+++ Provided information +++

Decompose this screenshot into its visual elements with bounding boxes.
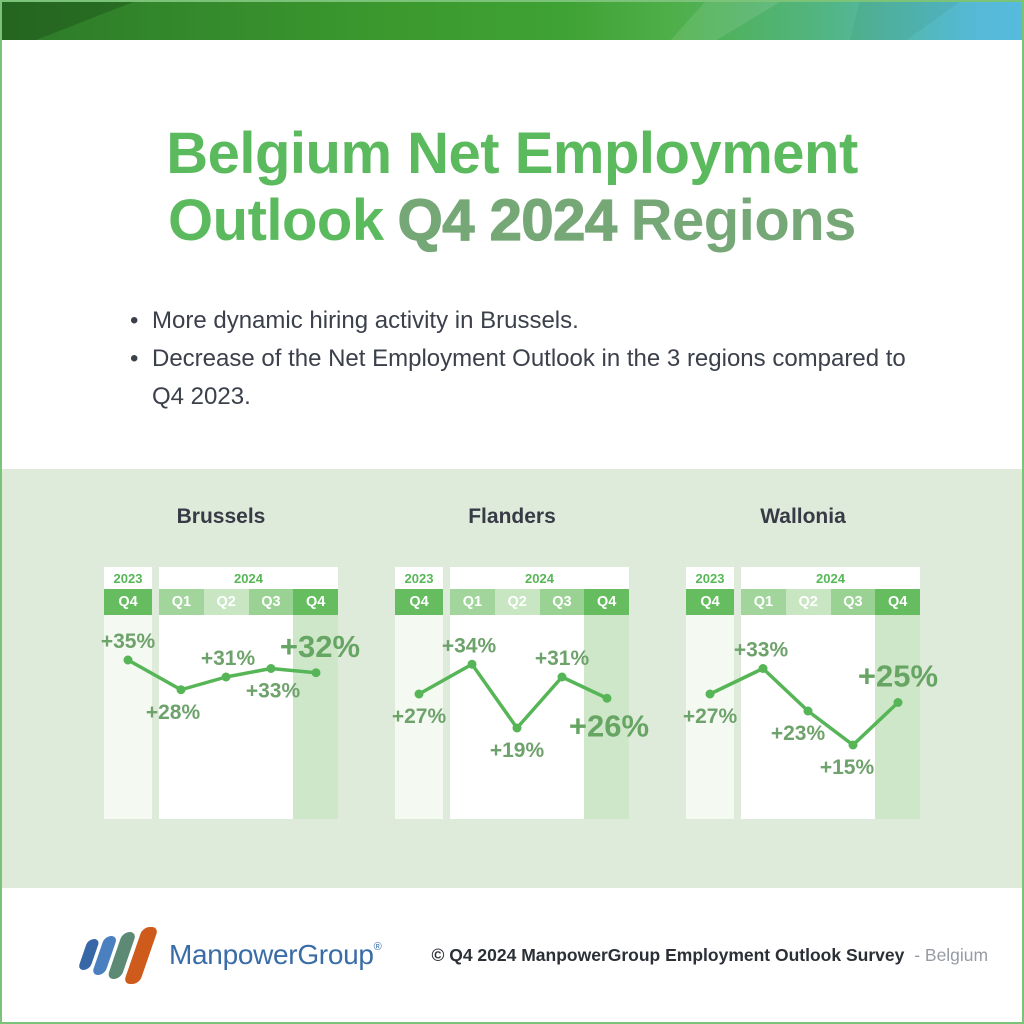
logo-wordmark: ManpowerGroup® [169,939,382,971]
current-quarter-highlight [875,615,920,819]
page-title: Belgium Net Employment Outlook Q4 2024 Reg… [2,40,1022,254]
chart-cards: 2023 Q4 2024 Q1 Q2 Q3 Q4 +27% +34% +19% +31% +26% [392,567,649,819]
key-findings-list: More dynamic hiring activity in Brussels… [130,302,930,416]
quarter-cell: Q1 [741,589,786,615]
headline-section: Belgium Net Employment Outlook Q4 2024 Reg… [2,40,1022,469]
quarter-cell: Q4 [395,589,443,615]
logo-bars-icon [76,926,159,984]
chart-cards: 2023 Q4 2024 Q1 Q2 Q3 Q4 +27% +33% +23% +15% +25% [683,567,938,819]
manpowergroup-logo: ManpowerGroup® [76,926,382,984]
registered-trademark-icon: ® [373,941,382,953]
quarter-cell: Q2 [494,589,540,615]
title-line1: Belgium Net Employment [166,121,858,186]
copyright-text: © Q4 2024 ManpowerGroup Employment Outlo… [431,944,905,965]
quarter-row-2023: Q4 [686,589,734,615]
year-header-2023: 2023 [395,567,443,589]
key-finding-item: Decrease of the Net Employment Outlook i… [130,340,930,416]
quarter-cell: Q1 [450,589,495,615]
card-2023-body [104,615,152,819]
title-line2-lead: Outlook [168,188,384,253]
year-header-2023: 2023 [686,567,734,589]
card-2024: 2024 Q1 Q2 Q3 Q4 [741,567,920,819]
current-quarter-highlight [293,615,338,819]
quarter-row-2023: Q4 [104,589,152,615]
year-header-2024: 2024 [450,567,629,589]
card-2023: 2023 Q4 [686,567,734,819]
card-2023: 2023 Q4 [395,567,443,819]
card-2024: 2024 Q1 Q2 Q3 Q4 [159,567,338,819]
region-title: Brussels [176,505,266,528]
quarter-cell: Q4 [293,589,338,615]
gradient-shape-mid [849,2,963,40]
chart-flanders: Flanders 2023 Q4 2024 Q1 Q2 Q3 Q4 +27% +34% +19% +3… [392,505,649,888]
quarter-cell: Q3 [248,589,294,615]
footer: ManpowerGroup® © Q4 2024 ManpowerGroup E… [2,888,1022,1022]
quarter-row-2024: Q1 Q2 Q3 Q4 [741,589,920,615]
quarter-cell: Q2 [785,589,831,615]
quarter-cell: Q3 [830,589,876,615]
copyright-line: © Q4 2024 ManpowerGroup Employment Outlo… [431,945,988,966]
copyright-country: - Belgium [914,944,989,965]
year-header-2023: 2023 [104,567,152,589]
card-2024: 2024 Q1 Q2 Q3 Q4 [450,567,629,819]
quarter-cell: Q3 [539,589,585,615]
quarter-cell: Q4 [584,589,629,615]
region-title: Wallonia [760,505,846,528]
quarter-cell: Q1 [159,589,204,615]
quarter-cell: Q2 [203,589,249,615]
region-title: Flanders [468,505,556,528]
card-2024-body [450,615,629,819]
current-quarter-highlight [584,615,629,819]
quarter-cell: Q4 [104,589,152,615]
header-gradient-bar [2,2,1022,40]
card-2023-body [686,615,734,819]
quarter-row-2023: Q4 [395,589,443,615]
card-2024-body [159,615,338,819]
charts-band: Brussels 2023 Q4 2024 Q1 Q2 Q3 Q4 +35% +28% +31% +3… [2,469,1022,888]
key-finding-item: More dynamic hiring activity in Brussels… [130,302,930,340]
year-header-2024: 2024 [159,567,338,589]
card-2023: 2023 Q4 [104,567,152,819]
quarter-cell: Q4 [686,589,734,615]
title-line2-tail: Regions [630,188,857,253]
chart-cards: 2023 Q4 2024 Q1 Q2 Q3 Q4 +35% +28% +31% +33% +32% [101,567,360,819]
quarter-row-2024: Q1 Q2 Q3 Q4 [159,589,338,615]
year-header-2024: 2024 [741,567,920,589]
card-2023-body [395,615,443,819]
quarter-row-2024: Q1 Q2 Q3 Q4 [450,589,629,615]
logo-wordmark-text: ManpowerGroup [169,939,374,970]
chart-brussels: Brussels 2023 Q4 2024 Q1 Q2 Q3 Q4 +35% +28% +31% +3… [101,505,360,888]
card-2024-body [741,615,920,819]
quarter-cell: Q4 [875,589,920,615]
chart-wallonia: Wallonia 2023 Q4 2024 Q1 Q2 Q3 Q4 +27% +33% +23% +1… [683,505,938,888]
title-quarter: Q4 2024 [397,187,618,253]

+++

__Task goal__: Present each line of the data above as a Markdown table with two columns, Row and Entry, where Row gives the line's number and Entry gives the line itself. Omit blank lines and the pictures.

__Full response__:
| Row | Entry |
|---|---|
| 1 | Decompose this screenshot into its visual elements with bounding boxes. |
| 2 | logo-wordmark: ManpowerGroup® [169,939,382,971] |
| 3 | current-quarter-highlight [875,615,920,819] |
| 4 | page-title: Belgium Net Employment Outlook Q4 2024 Reg… [2,40,1022,254] |
| 5 | chart-cards: 2023 Q4 2024 Q1 Q2 Q3 Q4 +27% +34% +19% +31% +26% [392,567,649,819] |
| 6 | key-findings-list: More dynamic hiring activity in Brussels… [130,302,930,416] |
| 7 | quarter-cell: Q1 [741,589,786,615] |
| 8 | headline-section: Belgium Net Employment Outlook Q4 2024 Reg… [2,40,1022,469] |
| 9 | quarter-cell: Q4 [395,589,443,615] |
| 10 | logo-bars-icon [76,926,159,984] |
| 11 | chart-cards: 2023 Q4 2024 Q1 Q2 Q3 Q4 +27% +33% +23% +15% +25% [683,567,938,819] |
| 12 | manpowergroup-logo: ManpowerGroup® [76,926,382,984] |
| 13 | registered-trademark-icon: ® [373,941,382,953] |
| 14 | quarter-cell: Q2 [494,589,540,615] |
| 15 | title-line1: Belgium Net Employment [166,121,858,186] |
| 16 | copyright-text: © Q4 2024 ManpowerGroup Employment Outlo… [431,944,905,965] |
| 17 | quarter-row-2023: Q4 [686,589,734,615] |
| 18 | year-header-2023: 2023 [395,567,443,589] |
| 19 | key-finding-item: Decrease of the Net Employment Outlook i… [130,340,930,416] |
| 20 | quarter-cell: Q1 [450,589,495,615] |
| 21 | card-2023-body [104,615,152,819] |
| 22 | title-line2-lead: Outlook [168,188,384,253] |
| 23 | year-header-2023: 2023 [686,567,734,589] |
| 24 | card-2024: 2024 Q1 Q2 Q3 Q4 [741,567,920,819] |
| 25 | current-quarter-highlight [293,615,338,819] |
| 26 | quarter-row-2023: Q4 [104,589,152,615] |
| 27 | year-header-2024: 2024 [450,567,629,589] |
| 28 | card-2023: 2023 Q4 [686,567,734,819] |
| 29 | card-2023: 2023 Q4 [395,567,443,819] |
| 30 | card-2024: 2024 Q1 Q2 Q3 Q4 [159,567,338,819] |
| 31 | region-title: Brussels [176,505,266,528] |
| 32 | quarter-cell: Q4 [293,589,338,615] |
| 33 | gradient-shape-mid [849,2,963,40] |
| 34 | chart-flanders: Flanders 2023 Q4 2024 Q1 Q2 Q3 Q4 +27% +34% +19% +3… [392,505,649,888] |
| 35 | quarter-cell: Q3 [248,589,294,615] |
| 36 | footer: ManpowerGroup® © Q4 2024 ManpowerGroup E… [2,888,1022,1022] |
| 37 | quarter-row-2024: Q1 Q2 Q3 Q4 [741,589,920,615] |
| 38 | quarter-cell: Q2 [785,589,831,615] |
| 39 | quarter-cell: Q3 [830,589,876,615] |
| 40 | copyright-line: © Q4 2024 ManpowerGroup Employment Outlo… [431,945,988,966] |
| 41 | copyright-country: - Belgium [914,944,989,965] |
| 42 | year-header-2023: 2023 [104,567,152,589] |
| 43 | card-2024: 2024 Q1 Q2 Q3 Q4 [450,567,629,819] |
| 44 | quarter-cell: Q3 [539,589,585,615] |
| 45 | quarter-cell: Q4 [584,589,629,615] |
| 46 | region-title: Wallonia [760,505,846,528] |
| 47 | quarter-cell: Q1 [159,589,204,615] |
| 48 | quarter-cell: Q2 [203,589,249,615] |
| 49 | region-title: Flanders [468,505,556,528] |
| 50 | card-2024-body [450,615,629,819] |
| 51 | current-quarter-highlight [584,615,629,819] |
| 52 | quarter-cell: Q4 [104,589,152,615] |
| 53 | header-gradient-bar [2,2,1022,40] |
| 54 | card-2023-body [686,615,734,819] |
| 55 | quarter-row-2023: Q4 [395,589,443,615] |
| 56 | card-2024-body [159,615,338,819] |
| 57 | charts-band: Brussels 2023 Q4 2024 Q1 Q2 Q3 Q4 +35% +28% +31% +3… [2,469,1022,888] |
| 58 | key-finding-item: More dynamic hiring activity in Brussels… [130,302,930,340] |
| 59 | year-header-2024: 2024 [159,567,338,589] |
| 60 | card-2023: 2023 Q4 [104,567,152,819] |
| 61 | quarter-cell: Q4 [686,589,734,615] |
| 62 | title-line2-tail: Regions [630,188,857,253] |
| 63 | chart-cards: 2023 Q4 2024 Q1 Q2 Q3 Q4 +35% +28% +31% +33% +32% [101,567,360,819] |
| 64 | quarter-row-2024: Q1 Q2 Q3 Q4 [159,589,338,615] |
| 65 | year-header-2024: 2024 [741,567,920,589] |
| 66 | card-2023-body [395,615,443,819] |
| 67 | quarter-row-2024: Q1 Q2 Q3 Q4 [450,589,629,615] |
| 68 | logo-wordmark-text: ManpowerGroup [169,939,374,970] |
| 69 | chart-brussels: Brussels 2023 Q4 2024 Q1 Q2 Q3 Q4 +35% +28% +31% +3… [101,505,360,888] |
| 70 | card-2024-body [741,615,920,819] |
| 71 | quarter-cell: Q4 [875,589,920,615] |
| 72 | chart-wallonia: Wallonia 2023 Q4 2024 Q1 Q2 Q3 Q4 +27% +33% +23% +1… [683,505,938,888] |
| 73 | title-quarter: Q4 2024 [397,187,618,253] |